Entries from a dataset
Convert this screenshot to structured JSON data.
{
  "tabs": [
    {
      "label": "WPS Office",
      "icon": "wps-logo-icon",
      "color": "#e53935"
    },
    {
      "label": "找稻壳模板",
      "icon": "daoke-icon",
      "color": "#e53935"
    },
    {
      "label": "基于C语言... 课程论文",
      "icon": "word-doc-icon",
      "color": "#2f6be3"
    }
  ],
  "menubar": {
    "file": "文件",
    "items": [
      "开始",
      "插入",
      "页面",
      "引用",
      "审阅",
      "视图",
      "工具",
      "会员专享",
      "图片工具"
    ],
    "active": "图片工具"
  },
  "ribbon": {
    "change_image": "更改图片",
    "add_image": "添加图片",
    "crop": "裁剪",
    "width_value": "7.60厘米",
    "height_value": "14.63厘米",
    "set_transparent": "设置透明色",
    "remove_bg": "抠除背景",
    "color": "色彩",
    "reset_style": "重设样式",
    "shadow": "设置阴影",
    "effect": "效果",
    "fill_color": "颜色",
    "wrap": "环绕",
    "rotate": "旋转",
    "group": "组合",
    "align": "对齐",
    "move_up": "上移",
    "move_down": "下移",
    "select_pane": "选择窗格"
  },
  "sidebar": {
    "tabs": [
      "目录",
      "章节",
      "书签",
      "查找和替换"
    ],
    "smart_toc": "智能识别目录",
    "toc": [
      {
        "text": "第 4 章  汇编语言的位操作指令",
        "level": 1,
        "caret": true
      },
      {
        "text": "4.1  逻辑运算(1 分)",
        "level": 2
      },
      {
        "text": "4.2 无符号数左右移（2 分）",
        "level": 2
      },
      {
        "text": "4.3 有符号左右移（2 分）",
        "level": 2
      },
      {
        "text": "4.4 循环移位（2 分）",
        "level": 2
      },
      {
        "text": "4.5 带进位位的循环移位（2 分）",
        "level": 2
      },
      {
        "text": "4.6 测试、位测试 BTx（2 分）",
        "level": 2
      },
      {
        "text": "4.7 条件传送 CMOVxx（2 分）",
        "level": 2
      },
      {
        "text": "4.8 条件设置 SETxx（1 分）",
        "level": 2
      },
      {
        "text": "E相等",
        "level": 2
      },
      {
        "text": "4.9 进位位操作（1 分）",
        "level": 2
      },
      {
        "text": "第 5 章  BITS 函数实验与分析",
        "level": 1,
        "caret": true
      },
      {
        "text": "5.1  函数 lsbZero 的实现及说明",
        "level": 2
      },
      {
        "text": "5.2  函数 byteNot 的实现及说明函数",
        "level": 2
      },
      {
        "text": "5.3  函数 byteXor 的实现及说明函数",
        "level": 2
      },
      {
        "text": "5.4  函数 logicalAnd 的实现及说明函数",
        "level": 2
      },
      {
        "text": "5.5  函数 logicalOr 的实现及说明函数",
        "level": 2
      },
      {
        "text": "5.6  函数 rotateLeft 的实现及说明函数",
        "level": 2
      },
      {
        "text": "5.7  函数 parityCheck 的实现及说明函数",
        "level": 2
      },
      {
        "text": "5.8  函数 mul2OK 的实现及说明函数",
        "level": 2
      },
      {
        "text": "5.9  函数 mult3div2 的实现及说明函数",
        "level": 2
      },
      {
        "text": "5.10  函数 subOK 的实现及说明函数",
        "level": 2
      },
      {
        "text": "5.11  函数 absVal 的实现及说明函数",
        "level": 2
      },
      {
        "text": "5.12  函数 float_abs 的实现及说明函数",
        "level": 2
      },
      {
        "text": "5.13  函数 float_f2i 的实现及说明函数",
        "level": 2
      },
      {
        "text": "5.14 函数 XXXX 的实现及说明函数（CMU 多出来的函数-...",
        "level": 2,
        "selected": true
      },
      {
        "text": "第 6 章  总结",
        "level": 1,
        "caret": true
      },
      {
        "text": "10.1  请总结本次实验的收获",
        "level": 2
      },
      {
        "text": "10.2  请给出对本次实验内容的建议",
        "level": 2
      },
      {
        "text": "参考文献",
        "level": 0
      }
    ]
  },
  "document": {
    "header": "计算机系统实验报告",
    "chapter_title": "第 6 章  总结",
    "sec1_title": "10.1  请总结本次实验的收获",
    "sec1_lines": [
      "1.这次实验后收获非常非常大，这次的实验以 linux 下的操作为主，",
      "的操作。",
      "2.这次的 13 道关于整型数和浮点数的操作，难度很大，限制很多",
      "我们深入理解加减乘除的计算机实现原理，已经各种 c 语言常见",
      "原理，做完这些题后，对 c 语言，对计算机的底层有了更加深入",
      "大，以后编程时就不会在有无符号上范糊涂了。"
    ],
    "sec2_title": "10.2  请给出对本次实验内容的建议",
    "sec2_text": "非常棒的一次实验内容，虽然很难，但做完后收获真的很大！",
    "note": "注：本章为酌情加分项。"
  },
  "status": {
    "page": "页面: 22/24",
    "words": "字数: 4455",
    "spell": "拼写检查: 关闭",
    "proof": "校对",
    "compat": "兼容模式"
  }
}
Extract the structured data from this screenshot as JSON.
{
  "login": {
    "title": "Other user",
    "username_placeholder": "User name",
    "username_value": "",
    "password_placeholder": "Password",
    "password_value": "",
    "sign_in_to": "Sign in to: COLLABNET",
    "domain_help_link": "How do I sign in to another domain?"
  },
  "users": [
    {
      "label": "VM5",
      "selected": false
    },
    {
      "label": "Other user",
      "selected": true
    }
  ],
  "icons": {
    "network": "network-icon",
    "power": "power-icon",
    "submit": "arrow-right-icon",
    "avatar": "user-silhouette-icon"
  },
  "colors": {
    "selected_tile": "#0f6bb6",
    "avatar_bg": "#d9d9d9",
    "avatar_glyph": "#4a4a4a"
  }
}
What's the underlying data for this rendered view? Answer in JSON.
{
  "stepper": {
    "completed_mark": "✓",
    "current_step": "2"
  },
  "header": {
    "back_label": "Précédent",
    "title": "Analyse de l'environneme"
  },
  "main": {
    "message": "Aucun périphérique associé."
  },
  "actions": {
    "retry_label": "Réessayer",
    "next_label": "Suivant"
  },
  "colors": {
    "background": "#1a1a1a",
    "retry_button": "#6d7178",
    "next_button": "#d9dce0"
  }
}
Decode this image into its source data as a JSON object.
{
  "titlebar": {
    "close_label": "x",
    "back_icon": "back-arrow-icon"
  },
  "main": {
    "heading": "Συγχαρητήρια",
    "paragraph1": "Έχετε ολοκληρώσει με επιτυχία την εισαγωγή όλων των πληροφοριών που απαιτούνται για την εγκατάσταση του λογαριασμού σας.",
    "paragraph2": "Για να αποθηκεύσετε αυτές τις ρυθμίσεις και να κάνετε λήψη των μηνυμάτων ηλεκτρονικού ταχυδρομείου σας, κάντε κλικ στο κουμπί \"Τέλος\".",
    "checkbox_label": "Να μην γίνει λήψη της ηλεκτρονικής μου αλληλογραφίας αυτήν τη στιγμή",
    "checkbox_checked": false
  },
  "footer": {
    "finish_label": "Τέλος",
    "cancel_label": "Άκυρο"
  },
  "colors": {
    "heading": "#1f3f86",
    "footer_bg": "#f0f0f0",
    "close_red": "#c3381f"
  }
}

Your instructions :: Every entry must be retyped in full, exactly as given.

Task answer ::
Convert this screenshot to structured JSON data.
{
  "tabs": [
    {
      "label": "WPS Office",
      "icon": "wps-logo-icon",
      "color": "#e53935"
    },
    {
      "label": "找稻壳模板",
      "icon": "daoke-icon",
      "color": "#e53935"
    },
    {
      "label": "基于C语言... 课程论文",
      "icon": "word-doc-icon",
      "color": "#2f6be3"
    }
  ],
  "menubar": {
    "file": "文件",
    "items": [
      "开始",
      "插入",
      "页面",
      "引用",
      "审阅",
      "视图",
      "工具",
      "会员专享",
      "图片工具"
    ],
    "active": "图片工具"
  },
  "ribbon": {
    "change_image": "更改图片",
    "add_image": "添加图片",
    "crop": "裁剪",
    "width_value": "7.60厘米",
    "height_value": "14.63厘米",
    "set_transparent": "设置透明色",
    "remove_bg": "抠除背景",
    "color": "色彩",
    "reset_style": "重设样式",
    "shadow": "设置阴影",
    "effect": "效果",
    "fill_color": "颜色",
    "wrap": "环绕",
    "rotate": "旋转",
    "group": "组合",
    "align": "对齐",
    "move_up": "上移",
    "move_down": "下移",
    "select_pane": "选择窗格"
  },
  "sidebar": {
    "tabs": [
      "目录",
      "章节",
      "书签",
      "查找和替换"
    ],
    "smart_toc": "智能识别目录",
    "toc": [
      {
        "text": "第 4 章  汇编语言的位操作指令",
        "level": 1,
        "caret": true
      },
      {
        "text": "4.1  逻辑运算(1 分)",
        "level": 2
      },
      {
        "text": "4.2 无符号数左右移（2 分）",
        "level": 2
      },
      {
        "text": "4.3 有符号左右移（2 分）",
        "level": 2
      },
      {
        "text": "4.4 循环移位（2 分）",
        "level": 2
      },
      {
        "text": "4.5 带进位位的循环移位（2 分）",
        "level": 2
      },
      {
        "text": "4.6 测试、位测试 BTx（2 分）",
        "level": 2
      },
      {
        "text": "4.7 条件传送 CMOVxx（2 分）",
        "level": 2
      },
      {
        "text": "4.8 条件设置 SETxx（1 分）",
        "level": 2
      },
      {
        "text": "E相等",
        "level": 2
      },
      {
        "text": "4.9 进位位操作（1 分）",
        "level": 2
      },
      {
        "text": "第 5 章  BITS 函数实验与分析",
        "level": 1,
        "caret": true
      },
      {
        "text": "5.1  函数 lsbZero 的实现及说明",
        "level": 2
      },
      {
        "text": "5.2  函数 byteNot 的实现及说明函数",
        "level": 2
      },
      {
        "text": "5.3  函数 byteXor 的实现及说明函数",
        "level": 2
      },
      {
        "text": "5.4  函数 logicalAnd 的实现及说明函数",
        "level": 2
      },
      {
        "text": "5.5  函数 logicalOr 的实现及说明函数",
        "level": 2
      },
      {
        "text": "5.6  函数 rotateLeft 的实现及说明函数",
        "level": 2
      },
      {
        "text": "5.7  函数 parityCheck 的实现及说明函数",
        "level": 2
      },
      {
        "text": "5.8  函数 mul2OK 的实现及说明函数",
        "level": 2
      },
      {
        "text": "5.9  函数 mult3div2 的实现及说明函数",
        "level": 2
      },
      {
        "text": "5.10  函数 subOK 的实现及说明函数",
        "level": 2
      },
      {
        "text": "5.11  函数 absVal 的实现及说明函数",
        "level": 2
      },
      {
        "text": "5.12  函数 float_abs 的实现及说明函数",
        "level": 2
      },
      {
        "text": "5.13  函数 float_f2i 的实现及说明函数",
        "level": 2
      },
      {
        "text": "5.14 函数 XXXX 的实现及说明函数（CMU 多出来的函数-...",
        "level": 2,
        "selected": true
      },
      {
        "text": "第 6 章  总结",
        "level": 1,
        "caret": true
      },
      {
        "text": "10.1  请总结本次实验的收获",
        "level": 2
      },
      {
        "text": "10.2  请给出对本次实验内容的建议",
        "level": 2
      },
      {
        "text": "参考文献",
        "level": 0
      }
    ]
  },
  "document": {
    "header": "计算机系统实验报告",
    "chapter_title": "第 6 章  总结",
    "sec1_title": "10.1  请总结本次实验的收获",
    "sec1_lines": [
      "1.这次实验后收获非常非常大，这次的实验以 linux 下的操作为主，",
      "的操作。",
      "2.这次的 13 道关于整型数和浮点数的操作，难度很大，限制很多",
      "我们深入理解加减乘除的计算机实现原理，已经各种 c 语言常见",
      "原理，做完这些题后，对 c 语言，对计算机的底层有了更加深入",
      "大，以后编程时就不会在有无符号上范糊涂了。"
    ],
    "sec2_title": "10.2  请给出对本次实验内容的建议",
    "sec2_text": "非常棒的一次实验内容，虽然很难，但做完后收获真的很大！",
    "note": "注：本章为酌情加分项。"
  },
  "status": {
    "page": "页面: 22/24",
    "words": "字数: 4455",
    "spell": "拼写检查: 关闭",
    "proof": "校对",
    "compat": "兼容模式"
  }
}
Extract the structured data from this screenshot as JSON.
{
  "login": {
    "title": "Other user",
    "username_placeholder": "User name",
    "username_value": "",
    "password_placeholder": "Password",
    "password_value": "",
    "sign_in_to": "Sign in to: COLLABNET",
    "domain_help_link": "How do I sign in to another domain?"
  },
  "users": [
    {
      "label": "VM5",
      "selected": false
    },
    {
      "label": "Other user",
      "selected": true
    }
  ],
  "icons": {
    "network": "network-icon",
    "power": "power-icon",
    "submit": "arrow-right-icon",
    "avatar": "user-silhouette-icon"
  },
  "colors": {
    "selected_tile": "#0f6bb6",
    "avatar_bg": "#d9d9d9",
    "avatar_glyph": "#4a4a4a"
  }
}
What's the underlying data for this rendered view? Answer in JSON.
{
  "stepper": {
    "completed_mark": "✓",
    "current_step": "2"
  },
  "header": {
    "back_label": "Précédent",
    "title": "Analyse de l'environneme"
  },
  "main": {
    "message": "Aucun périphérique associé."
  },
  "actions": {
    "retry_label": "Réessayer",
    "next_label": "Suivant"
  },
  "colors": {
    "background": "#1a1a1a",
    "retry_button": "#6d7178",
    "next_button": "#d9dce0"
  }
}
Decode this image into its source data as a JSON object.
{
  "titlebar": {
    "close_label": "x",
    "back_icon": "back-arrow-icon"
  },
  "main": {
    "heading": "Συγχαρητήρια",
    "paragraph1": "Έχετε ολοκληρώσει με επιτυχία την εισαγωγή όλων των πληροφοριών που απαιτούνται για την εγκατάσταση του λογαριασμού σας.",
    "paragraph2": "Για να αποθηκεύσετε αυτές τις ρυθμίσεις και να κάνετε λήψη των μηνυμάτων ηλεκτρονικού ταχυδρομείου σας, κάντε κλικ στο κουμπί \"Τέλος\".",
    "checkbox_label": "Να μην γίνει λήψη της ηλεκτρονικής μου αλληλογραφίας αυτήν τη στιγμή",
    "checkbox_checked": false
  },
  "footer": {
    "finish_label": "Τέλος",
    "cancel_label": "Άκυρο"
  },
  "colors": {
    "heading": "#1f3f86",
    "footer_bg": "#f0f0f0",
    "close_red": "#c3381f"
  }
}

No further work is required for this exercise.